:: Input data ::
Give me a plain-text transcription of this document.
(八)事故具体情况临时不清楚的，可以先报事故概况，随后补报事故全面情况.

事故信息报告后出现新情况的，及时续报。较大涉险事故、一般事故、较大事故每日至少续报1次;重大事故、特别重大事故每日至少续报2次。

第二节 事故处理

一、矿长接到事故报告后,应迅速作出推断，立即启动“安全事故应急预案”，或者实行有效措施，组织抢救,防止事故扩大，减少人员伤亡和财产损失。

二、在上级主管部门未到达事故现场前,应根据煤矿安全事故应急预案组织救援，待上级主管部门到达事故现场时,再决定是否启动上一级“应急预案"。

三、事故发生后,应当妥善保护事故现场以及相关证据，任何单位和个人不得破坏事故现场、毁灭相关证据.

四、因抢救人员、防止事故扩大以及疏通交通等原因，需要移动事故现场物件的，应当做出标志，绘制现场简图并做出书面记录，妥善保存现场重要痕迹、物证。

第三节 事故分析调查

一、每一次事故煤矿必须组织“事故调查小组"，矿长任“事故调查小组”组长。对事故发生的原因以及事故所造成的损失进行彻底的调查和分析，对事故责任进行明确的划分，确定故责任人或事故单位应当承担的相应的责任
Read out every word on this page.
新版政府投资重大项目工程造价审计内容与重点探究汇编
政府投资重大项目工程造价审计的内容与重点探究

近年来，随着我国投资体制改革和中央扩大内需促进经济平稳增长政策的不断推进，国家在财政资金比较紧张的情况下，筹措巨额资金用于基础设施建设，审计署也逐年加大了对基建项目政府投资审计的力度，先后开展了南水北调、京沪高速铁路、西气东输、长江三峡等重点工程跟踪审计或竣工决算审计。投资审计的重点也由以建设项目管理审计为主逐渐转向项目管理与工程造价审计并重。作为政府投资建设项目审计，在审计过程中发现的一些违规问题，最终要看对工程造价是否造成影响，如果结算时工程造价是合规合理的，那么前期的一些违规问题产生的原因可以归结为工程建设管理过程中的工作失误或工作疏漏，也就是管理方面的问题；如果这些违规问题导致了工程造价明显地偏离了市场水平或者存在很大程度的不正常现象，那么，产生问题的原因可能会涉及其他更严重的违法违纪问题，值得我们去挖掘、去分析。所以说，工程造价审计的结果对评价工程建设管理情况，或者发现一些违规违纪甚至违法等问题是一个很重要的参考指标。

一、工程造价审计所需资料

:: What this task involves ::
Beginning at the line that contains "Read out every word on this page.", retype each line of the listing up to and including the last one, exactly as it stands, and nothing else.

:: Exercise solution ::
Read out every word on this page.
新版政府投资重大项目工程造价审计内容与重点探究汇编
政府投资重大项目工程造价审计的内容与重点探究

近年来，随着我国投资体制改革和中央扩大内需促进经济平稳增长政策的不断推进，国家在财政资金比较紧张的情况下，筹措巨额资金用于基础设施建设，审计署也逐年加大了对基建项目政府投资审计的力度，先后开展了南水北调、京沪高速铁路、西气东输、长江三峡等重点工程跟踪审计或竣工决算审计。投资审计的重点也由以建设项目管理审计为主逐渐转向项目管理与工程造价审计并重。作为政府投资建设项目审计，在审计过程中发现的一些违规问题，最终要看对工程造价是否造成影响，如果结算时工程造价是合规合理的，那么前期的一些违规问题产生的原因可以归结为工程建设管理过程中的工作失误或工作疏漏，也就是管理方面的问题；如果这些违规问题导致了工程造价明显地偏离了市场水平或者存在很大程度的不正常现象，那么，产生问题的原因可能会涉及其他更严重的违法违纪问题，值得我们去挖掘、去分析。所以说，工程造价审计的结果对评价工程建设管理情况，或者发现一些违规违纪甚至违法等问题是一个很重要的参考指标。

一、工程造价审计所需资料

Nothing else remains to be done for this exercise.